EXTRACT TO READ.
1

I have a fairly simple sales query that can potentially return over 100k rows in any given request. The (simplified) linq query is as follows:

var query = from adi in _repo.AccountingDocumentItems

select new Sales
{
    TotalInclusive = adi.TotalInclusive,
    Employees = adi.Employees.Select(x => x.FirstName + " " + x.LastName)
};

Because a sale can be assigned to multiple employees, and I need this info - I'm pulling a IEnumerable string of names here so that I can later join them with a comma.

The resulting query looks like the below, note the last line where it orders by AccountingDocumentItemId - this only happens when I pull the IEnumerable:

SELECT 
[Project1].[AccountingDocumentItemId] AS [AccountingDocumentItemId], 
[Project1].[C1] AS [C1], 
[Project1].[TotalInclusive] AS [TotalInclusive], 
[Project1].[C3] AS [C2], 
[Project1].[C2] AS [C3]
FROM ( SELECT 
    [Extent1].[AccountingDocumentItemId] AS [AccountingDocumentItemId], 
    [Extent1].[TotalInclusive] AS [TotalInclusive], 
    1 AS [C1], 
    CASE WHEN ([Join1].[AccountingDocumentItemId] IS NULL) THEN CAST(NULL AS varchar(1)) ELSE [Join1].[FirstName] + N' ' + [Join1].[LastName] END AS [C2], 
    CASE WHEN ([Join1].[AccountingDocumentItemId] IS NULL) THEN CAST(NULL AS int) ELSE 1 END AS [C3]
    FROM  [dbo].[AccountingDocumentItems] AS [Extent1]
    LEFT OUTER JOIN  (SELECT [Extent2].[AccountingDocumentItemId] AS [AccountingDocumentItemId], [Extent3].[FirstName] AS [FirstName], [Extent3].[LastName] AS [LastName]
        FROM  [dbo].[AccountingDocumentItemEmployees] AS [Extent2]
        INNER JOIN [dbo].[Employees] AS [Extent3] ON [Extent3].[EmployeeId] = [Extent2].[EmployeeId] ) AS [Join1] ON [Extent1].[AccountingDocumentItemId] = [Join1].[AccountingDocumentItemId]
)  AS [Project1]
ORDER BY [Project1].[AccountingDocumentItemId] ASC, [Project1].[C3] ASC

Generally this is fine, it executes quite well but the sort in that query gets worse the more columns I attempt to retrieve. So the issue is that SQL Server is having to perform a very expensive Sort operation, especially when the number of rows starts hitting over 100k.

EXERCISE DIRECTIONS. Reproduce the post about the sales query from "Because a sale" up to and including "with a comma.", substituting "semicolon" for "comma".

ENTRIES SHOWN.
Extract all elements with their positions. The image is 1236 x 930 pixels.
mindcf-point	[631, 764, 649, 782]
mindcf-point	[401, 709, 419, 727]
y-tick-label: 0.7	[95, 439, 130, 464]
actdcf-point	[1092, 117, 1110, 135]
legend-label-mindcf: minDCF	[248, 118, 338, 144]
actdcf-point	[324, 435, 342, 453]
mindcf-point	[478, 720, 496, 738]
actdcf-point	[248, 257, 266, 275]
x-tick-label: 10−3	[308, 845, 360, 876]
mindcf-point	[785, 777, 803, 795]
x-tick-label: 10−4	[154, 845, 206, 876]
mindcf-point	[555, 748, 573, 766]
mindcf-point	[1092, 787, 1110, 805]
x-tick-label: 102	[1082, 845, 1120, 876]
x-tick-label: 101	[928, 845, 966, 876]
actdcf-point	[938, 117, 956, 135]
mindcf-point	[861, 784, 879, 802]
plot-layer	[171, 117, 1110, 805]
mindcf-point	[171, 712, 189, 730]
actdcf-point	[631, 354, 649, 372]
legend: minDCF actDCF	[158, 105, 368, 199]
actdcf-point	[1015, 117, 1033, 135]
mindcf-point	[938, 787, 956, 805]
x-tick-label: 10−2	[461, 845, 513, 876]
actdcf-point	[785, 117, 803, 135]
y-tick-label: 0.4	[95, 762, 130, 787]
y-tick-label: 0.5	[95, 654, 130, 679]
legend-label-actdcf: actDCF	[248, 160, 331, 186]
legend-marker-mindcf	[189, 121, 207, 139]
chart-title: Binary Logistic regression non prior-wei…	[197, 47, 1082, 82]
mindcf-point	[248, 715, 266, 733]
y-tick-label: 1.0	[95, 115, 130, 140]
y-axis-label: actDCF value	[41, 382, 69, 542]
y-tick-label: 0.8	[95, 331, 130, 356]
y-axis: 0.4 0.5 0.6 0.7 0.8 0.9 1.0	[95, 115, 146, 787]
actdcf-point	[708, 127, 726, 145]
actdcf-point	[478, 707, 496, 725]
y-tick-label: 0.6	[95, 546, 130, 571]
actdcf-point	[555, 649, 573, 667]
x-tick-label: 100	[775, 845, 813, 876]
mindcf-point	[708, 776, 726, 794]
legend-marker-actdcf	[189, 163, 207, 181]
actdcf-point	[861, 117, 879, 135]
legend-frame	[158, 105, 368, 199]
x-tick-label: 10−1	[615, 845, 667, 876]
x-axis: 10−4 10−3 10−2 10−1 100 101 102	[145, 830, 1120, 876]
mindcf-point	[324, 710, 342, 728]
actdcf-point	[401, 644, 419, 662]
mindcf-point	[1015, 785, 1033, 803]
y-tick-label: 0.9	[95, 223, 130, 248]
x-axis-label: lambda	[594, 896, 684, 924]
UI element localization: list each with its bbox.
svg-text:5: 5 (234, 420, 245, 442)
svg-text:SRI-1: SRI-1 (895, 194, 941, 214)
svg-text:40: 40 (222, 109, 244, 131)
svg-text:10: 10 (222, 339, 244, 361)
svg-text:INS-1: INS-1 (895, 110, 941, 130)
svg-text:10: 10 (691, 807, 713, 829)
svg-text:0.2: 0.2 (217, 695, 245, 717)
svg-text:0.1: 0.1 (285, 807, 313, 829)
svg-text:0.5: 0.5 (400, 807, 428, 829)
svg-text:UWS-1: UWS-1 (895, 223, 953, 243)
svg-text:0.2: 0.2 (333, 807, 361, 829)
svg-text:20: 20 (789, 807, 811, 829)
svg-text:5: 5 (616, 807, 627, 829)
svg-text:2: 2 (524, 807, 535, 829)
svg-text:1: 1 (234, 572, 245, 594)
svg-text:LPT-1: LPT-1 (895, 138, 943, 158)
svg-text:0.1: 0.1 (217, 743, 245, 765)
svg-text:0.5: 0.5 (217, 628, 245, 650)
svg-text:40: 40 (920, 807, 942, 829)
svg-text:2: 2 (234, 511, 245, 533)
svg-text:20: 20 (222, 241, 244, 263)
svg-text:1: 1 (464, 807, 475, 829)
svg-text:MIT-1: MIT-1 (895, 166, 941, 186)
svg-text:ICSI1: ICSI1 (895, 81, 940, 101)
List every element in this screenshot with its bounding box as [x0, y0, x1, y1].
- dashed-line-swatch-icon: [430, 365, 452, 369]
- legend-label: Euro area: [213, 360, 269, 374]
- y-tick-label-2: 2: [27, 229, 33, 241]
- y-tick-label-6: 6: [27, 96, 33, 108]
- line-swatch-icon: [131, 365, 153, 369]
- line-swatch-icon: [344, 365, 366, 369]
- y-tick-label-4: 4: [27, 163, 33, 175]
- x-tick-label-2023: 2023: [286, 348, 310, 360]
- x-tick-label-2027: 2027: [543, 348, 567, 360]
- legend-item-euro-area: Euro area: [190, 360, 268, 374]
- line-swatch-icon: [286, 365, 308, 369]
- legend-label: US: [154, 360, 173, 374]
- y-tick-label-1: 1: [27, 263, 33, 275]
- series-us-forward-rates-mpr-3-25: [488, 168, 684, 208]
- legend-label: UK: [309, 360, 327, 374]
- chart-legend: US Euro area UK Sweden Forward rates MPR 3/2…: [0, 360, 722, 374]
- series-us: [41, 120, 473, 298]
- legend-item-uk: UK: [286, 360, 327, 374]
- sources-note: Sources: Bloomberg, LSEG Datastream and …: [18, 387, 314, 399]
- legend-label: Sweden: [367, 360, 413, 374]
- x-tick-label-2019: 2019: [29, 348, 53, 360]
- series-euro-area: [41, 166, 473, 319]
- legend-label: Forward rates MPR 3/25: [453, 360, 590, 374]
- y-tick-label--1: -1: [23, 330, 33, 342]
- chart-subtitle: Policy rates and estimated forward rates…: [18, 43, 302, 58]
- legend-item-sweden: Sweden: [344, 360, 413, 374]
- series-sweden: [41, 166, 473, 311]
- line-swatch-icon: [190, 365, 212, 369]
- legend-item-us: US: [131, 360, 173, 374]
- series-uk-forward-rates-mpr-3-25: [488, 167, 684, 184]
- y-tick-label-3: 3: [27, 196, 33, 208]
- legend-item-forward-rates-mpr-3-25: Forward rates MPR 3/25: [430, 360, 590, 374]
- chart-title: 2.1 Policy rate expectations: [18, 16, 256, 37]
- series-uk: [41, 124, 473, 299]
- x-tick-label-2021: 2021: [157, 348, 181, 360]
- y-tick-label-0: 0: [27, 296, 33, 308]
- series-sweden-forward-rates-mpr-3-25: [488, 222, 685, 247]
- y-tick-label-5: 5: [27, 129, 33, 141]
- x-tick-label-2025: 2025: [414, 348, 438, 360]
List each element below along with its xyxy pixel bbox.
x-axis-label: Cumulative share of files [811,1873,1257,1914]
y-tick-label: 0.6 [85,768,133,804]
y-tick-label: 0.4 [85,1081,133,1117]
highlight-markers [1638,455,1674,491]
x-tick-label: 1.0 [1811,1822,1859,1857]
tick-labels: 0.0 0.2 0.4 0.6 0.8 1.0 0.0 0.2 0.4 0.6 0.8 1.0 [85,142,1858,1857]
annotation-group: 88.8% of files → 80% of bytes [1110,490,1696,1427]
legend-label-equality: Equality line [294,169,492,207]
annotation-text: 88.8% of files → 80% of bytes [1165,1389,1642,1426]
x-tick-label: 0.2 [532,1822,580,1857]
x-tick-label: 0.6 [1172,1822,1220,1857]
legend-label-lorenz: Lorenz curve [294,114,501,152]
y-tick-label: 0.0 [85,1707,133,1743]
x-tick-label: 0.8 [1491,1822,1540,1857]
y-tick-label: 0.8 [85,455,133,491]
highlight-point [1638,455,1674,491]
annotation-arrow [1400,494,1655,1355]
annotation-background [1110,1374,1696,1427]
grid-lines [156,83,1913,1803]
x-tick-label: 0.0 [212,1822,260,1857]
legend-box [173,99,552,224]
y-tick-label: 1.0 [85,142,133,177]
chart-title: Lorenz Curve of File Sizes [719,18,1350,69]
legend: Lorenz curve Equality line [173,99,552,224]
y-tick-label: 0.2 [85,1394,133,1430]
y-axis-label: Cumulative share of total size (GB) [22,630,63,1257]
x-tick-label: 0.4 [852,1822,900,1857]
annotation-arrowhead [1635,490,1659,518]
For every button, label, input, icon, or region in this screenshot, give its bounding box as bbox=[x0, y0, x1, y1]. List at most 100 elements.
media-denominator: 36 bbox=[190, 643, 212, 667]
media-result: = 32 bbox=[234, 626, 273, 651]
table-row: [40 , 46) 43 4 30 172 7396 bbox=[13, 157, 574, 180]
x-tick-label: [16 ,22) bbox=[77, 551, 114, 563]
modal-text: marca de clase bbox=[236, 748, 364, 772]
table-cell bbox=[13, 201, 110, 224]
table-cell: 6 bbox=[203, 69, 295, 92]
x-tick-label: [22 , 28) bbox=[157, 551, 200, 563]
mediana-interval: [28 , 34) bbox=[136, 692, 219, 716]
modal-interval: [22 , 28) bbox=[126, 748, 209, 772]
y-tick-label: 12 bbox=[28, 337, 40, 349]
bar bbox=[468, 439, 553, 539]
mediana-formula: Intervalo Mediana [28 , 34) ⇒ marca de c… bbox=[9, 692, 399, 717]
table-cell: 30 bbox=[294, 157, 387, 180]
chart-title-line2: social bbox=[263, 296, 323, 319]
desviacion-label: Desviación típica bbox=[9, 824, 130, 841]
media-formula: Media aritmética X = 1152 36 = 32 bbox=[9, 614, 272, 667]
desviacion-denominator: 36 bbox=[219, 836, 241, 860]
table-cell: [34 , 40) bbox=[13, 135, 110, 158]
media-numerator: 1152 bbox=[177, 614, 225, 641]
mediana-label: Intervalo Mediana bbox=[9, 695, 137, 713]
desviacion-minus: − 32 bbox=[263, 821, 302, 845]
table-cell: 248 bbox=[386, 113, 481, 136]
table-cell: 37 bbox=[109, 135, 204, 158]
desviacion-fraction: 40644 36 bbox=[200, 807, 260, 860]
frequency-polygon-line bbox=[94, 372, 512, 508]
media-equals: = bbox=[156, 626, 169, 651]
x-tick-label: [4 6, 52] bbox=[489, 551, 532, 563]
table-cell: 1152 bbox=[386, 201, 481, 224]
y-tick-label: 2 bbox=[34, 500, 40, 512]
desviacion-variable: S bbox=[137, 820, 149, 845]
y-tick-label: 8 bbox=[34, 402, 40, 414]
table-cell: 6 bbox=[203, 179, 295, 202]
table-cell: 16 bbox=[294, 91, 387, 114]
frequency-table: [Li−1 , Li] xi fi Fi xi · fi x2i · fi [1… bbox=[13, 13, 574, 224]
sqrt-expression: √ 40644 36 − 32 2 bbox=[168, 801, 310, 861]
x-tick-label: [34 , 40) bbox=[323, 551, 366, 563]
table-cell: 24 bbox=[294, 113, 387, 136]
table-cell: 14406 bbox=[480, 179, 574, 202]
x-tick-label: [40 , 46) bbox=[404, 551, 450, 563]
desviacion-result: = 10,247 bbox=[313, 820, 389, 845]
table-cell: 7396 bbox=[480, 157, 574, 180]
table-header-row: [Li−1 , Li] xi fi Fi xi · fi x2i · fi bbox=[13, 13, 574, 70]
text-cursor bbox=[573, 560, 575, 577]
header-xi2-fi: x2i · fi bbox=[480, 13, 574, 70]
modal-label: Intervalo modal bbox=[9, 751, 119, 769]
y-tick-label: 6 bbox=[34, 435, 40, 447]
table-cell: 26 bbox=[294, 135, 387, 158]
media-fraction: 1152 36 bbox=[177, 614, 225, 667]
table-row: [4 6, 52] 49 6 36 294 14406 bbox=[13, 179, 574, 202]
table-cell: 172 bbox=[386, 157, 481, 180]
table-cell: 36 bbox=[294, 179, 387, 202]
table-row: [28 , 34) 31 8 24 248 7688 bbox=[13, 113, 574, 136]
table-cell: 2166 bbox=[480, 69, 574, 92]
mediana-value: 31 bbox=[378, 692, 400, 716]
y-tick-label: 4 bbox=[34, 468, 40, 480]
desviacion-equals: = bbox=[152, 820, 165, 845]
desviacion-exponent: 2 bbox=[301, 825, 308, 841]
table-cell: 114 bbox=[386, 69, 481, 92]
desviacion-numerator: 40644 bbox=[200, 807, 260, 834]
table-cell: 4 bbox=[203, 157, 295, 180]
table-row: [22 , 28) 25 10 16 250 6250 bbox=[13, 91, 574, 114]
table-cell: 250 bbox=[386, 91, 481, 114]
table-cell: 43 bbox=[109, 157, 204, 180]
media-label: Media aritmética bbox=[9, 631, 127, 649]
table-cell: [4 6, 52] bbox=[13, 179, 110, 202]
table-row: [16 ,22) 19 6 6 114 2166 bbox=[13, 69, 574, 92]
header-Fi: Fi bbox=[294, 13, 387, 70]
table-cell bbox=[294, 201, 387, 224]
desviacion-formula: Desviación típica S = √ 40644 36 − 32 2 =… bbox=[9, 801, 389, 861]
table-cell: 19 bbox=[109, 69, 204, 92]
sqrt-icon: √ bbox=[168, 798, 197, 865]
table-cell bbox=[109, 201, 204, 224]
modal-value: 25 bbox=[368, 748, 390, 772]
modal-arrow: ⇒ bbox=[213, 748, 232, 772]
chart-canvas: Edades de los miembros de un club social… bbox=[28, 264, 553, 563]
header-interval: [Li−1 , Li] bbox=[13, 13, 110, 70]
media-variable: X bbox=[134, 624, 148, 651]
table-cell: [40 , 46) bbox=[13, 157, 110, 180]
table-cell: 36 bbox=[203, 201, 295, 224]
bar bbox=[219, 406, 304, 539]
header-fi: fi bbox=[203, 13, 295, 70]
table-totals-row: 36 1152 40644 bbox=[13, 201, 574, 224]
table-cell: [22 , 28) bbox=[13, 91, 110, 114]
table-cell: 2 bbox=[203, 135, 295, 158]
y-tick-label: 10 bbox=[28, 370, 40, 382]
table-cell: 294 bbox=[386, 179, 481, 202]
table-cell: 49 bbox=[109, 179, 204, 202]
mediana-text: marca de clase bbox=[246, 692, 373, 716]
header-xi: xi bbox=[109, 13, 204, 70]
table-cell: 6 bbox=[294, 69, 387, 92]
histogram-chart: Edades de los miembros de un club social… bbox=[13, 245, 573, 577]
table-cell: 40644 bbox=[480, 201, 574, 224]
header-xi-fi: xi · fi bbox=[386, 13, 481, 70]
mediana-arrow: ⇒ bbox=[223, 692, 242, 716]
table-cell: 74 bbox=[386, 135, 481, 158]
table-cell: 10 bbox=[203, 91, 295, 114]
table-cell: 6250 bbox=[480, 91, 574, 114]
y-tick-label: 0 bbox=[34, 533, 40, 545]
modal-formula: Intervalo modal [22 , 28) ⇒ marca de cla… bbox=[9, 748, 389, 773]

RESPONSE TO THE EXERCISE.
Because a sale can be assigned to multiple employees, and I need this info - I'm pulling a IEnumerable string of names here so that I can later join them with a semicolon.